Go through the data below. Pull out every line that has the word "kaki".
________
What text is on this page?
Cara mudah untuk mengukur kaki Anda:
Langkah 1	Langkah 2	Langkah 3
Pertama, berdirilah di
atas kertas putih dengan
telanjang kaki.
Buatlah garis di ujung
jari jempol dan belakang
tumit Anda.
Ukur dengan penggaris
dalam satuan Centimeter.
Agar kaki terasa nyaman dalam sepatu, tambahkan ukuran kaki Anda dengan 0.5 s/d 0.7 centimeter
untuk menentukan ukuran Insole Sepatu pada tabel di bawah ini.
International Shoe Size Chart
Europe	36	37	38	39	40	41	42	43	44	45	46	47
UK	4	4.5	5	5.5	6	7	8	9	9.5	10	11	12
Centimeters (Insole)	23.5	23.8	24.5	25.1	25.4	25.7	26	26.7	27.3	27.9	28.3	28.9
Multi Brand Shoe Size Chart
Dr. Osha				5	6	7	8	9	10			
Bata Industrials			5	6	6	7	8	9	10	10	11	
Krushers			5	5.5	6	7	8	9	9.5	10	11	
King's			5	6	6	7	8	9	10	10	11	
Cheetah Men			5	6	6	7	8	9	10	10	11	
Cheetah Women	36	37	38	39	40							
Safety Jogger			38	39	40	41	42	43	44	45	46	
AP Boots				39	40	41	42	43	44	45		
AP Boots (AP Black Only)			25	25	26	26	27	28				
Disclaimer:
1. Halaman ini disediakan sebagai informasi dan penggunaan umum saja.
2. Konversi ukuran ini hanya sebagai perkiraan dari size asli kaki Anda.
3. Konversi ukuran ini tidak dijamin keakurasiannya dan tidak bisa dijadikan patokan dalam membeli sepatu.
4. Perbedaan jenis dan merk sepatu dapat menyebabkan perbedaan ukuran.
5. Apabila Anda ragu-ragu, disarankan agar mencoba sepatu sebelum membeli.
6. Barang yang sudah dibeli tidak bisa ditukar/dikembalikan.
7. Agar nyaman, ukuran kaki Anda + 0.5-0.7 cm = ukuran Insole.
________
• _Expected answer_:
Cara mudah untuk mengukur kaki Anda:
telanjang kaki.
Agar kaki terasa nyaman dalam sepatu, tambahkan ukuran kaki Anda dengan 0.5 s/d 0.7 centimeter
2. Konversi ukuran ini hanya sebagai perkiraan dari size asli kaki Anda.
7. Agar nyaman, ukuran kaki Anda + 0.5-0.7 cm = ukuran Insole.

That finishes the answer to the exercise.